**Task statement**:
Look through the lines below and extract any with the word "определяющий".

**Material to process**:

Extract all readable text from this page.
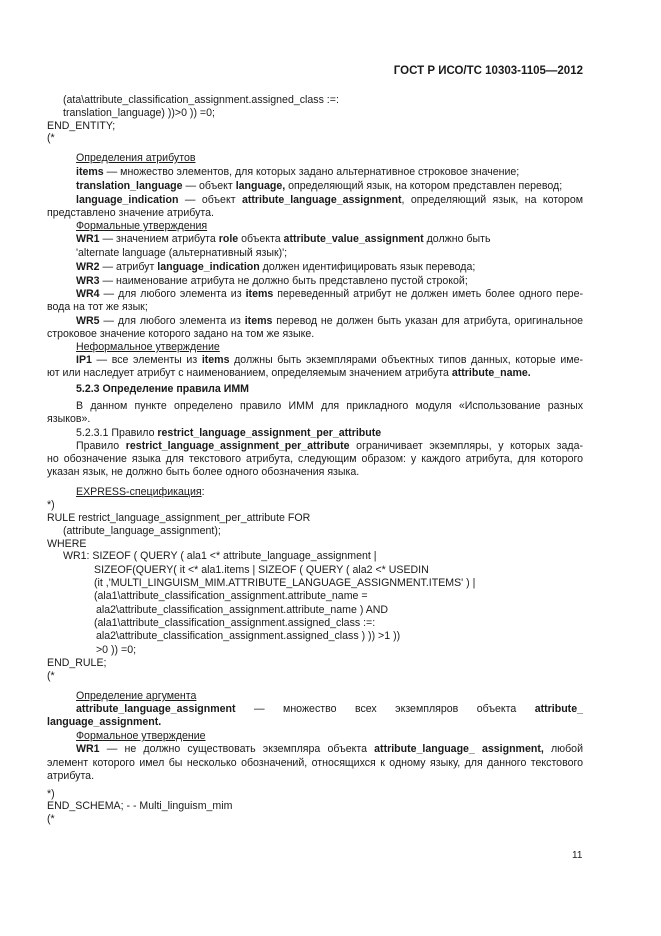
ГОСТ Р ИСО/ТС 10303-1105—2012
(ata\attribute_classification_assignment.assigned_class :=:
translation_language) ))>0 )) =0;
END_ENTITY;
(*
Определения атрибутов
items — множество элементов, для которых задано альтернативное строковое значение;
translation_language — объект language, определяющий язык, на котором представлен перевод;
language_indication — объект attribute_language_assignment, определяющий язык, на котором
представлено значение атрибута.
Формальные утверждения
WR1 — значением атрибута role объекта attribute_value_assignment должно быть
'alternate language (альтернативный язык)';
WR2 — атрибут language_indication должен идентифицировать язык перевода;
WR3 — наименование атрибута не должно быть представлено пустой строкой;
WR4 — для любого элемента из items переведенный атрибут не должен иметь более одного пере-
вода на тот же язык;
WR5 — для любого элемента из items перевод не должен быть указан для атрибута, оригинальное
строковое значение которого задано на том же языке.
Неформальное утверждение
IP1 — все элементы из items должны быть экземплярами объектных типов данных, которые име-
ют или наследует атрибут с наименованием, определяемым значением атрибута attribute_name.
5.2.3 Определение правила ИММ
В данном пункте определено правило ИММ для прикладного модуля «Использование разных
языков».
5.2.3.1 Правило restrict_language_assignment_per_attribute
Правило restrict_language_assignment_per_attribute ограничивает экземпляры, у которых зада-
но обозначение языка для текстового атрибута, следующим образом: у каждого атрибута, для которого
указан язык, не должно быть более одного обозначения языка.
EXPRESS-спецификация:
*)
RULE restrict_language_assignment_per_attribute FOR
(attribute_language_assignment);
WHERE
WR1: SIZEOF ( QUERY ( ala1 <* attribute_language_assignment |
SIZEOF(QUERY( it <* ala1.items | SIZEOF ( QUERY ( ala2 <* USEDIN
(it ,'MULTI_LINGUISM_MIM.ATTRIBUTE_LANGUAGE_ASSIGNMENT.ITEMS' ) |
(ala1\attribute_classification_assignment.attribute_name =
ala2\attribute_classification_assignment.attribute_name ) AND
(ala1\attribute_classification_assignment.assigned_class :=:
ala2\attribute_classification_assignment.assigned_class ) )) >1 ))
>0 )) =0;
END_RULE;
(*
Определение аргумента
attribute_language_assignment — множество всех экземпляров объекта attribute_
language_assignment.
Формальное утверждение
WR1 — не должно существовать экземпляра объекта attribute_language_ assignment, любой
элемент которого имел бы несколько обозначений, относящихся к одному языку, для данного текстового
атрибута.
*)
END_SCHEMA; - - Multi_linguism_mim
(*
11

**Exercise output**:
translation_language — объект language, определяющий язык, на котором представлен перевод;
language_indication — объект attribute_language_assignment, определяющий язык, на котором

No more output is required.